### Provided entries
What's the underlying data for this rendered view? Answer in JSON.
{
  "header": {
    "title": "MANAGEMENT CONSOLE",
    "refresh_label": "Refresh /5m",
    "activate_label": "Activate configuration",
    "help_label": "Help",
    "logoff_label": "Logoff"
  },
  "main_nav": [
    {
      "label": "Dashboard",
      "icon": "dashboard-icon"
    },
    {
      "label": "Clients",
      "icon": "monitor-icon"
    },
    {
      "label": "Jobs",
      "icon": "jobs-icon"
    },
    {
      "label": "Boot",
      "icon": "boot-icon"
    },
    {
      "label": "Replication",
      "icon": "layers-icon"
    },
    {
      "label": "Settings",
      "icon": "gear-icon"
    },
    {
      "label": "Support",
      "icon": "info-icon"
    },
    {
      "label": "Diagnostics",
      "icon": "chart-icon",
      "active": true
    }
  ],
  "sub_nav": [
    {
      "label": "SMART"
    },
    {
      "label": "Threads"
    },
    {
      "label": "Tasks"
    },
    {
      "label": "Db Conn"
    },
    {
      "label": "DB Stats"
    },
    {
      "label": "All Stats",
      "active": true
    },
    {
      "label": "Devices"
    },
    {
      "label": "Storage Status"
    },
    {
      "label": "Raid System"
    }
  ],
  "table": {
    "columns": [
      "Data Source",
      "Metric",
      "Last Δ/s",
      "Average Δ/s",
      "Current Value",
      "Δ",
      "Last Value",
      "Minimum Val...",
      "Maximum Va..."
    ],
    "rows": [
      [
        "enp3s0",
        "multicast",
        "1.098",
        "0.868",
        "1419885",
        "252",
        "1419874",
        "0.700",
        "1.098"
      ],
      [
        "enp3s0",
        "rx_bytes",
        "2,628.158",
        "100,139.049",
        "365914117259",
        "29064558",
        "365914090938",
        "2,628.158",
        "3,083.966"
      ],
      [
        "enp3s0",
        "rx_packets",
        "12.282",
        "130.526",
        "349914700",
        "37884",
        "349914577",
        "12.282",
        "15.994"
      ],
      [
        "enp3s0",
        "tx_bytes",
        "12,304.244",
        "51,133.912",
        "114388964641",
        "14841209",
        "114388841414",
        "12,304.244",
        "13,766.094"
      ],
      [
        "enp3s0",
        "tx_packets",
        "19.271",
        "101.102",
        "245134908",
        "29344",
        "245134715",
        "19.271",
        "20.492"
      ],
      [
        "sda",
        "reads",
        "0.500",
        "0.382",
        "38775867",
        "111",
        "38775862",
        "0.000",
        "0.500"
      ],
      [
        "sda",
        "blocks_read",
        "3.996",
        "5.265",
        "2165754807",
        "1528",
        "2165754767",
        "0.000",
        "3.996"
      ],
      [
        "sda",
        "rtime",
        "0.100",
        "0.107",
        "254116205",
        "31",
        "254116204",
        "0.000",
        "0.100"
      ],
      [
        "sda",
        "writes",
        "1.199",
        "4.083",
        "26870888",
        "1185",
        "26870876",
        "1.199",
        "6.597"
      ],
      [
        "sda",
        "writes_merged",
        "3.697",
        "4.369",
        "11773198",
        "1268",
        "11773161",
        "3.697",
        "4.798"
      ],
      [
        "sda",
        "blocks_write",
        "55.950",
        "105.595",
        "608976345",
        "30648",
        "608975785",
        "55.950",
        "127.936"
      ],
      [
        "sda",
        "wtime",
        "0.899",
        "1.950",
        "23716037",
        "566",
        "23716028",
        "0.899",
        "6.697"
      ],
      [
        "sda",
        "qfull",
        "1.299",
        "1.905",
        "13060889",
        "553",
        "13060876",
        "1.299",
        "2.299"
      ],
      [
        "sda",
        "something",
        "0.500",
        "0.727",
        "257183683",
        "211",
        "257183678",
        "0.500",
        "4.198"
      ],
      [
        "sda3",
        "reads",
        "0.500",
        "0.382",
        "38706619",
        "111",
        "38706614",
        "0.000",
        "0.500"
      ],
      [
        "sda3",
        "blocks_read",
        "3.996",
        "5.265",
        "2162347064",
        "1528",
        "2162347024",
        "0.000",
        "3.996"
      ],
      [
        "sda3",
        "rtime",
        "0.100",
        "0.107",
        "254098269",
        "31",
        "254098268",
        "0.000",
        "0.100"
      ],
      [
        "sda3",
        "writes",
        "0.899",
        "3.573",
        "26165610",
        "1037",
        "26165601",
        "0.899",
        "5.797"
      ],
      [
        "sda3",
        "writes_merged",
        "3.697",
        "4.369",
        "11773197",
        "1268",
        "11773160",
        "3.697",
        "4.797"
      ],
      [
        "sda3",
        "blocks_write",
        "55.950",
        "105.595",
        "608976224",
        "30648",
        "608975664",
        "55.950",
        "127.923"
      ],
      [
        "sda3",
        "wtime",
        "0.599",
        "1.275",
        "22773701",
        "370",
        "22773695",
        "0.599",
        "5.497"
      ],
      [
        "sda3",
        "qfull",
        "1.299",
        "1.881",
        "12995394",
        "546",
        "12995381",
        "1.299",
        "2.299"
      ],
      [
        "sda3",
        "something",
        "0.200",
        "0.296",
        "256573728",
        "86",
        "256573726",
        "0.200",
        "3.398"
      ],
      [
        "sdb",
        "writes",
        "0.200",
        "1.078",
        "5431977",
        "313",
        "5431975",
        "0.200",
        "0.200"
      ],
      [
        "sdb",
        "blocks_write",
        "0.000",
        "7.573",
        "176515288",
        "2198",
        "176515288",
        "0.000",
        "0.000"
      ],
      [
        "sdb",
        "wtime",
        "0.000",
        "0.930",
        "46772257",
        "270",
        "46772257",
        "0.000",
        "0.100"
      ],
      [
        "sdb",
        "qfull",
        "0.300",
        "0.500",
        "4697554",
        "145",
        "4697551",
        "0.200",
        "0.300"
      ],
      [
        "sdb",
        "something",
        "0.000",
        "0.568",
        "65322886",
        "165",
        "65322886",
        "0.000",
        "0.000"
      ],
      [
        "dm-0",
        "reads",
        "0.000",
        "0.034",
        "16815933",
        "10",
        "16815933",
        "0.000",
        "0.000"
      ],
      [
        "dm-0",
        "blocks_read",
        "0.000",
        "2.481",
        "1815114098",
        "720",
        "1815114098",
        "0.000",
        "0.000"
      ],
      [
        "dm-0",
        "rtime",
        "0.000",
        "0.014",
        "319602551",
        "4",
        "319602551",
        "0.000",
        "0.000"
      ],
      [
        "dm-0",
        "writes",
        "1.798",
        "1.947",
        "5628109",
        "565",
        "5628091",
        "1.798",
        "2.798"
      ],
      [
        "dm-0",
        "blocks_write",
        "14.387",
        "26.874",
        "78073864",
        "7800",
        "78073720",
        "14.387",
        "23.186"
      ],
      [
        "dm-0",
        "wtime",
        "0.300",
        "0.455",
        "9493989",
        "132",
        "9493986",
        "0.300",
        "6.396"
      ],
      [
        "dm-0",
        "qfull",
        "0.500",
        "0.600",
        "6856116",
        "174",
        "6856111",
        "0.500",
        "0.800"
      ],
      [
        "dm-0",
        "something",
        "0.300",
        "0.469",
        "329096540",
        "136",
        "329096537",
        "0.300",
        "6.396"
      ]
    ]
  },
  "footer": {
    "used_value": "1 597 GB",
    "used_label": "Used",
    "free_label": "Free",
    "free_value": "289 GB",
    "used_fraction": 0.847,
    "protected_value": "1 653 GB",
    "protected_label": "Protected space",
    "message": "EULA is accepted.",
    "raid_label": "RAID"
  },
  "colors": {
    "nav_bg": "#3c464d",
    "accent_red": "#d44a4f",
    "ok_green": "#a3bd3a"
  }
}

### Description of the task
In the listing above, find each line with the word "icon" and copy it.

### Exercise output
      "icon": "dashboard-icon"
      "icon": "monitor-icon"
      "icon": "jobs-icon"
      "icon": "boot-icon"
      "icon": "layers-icon"
      "icon": "gear-icon"
      "icon": "info-icon"
      "icon": "chart-icon",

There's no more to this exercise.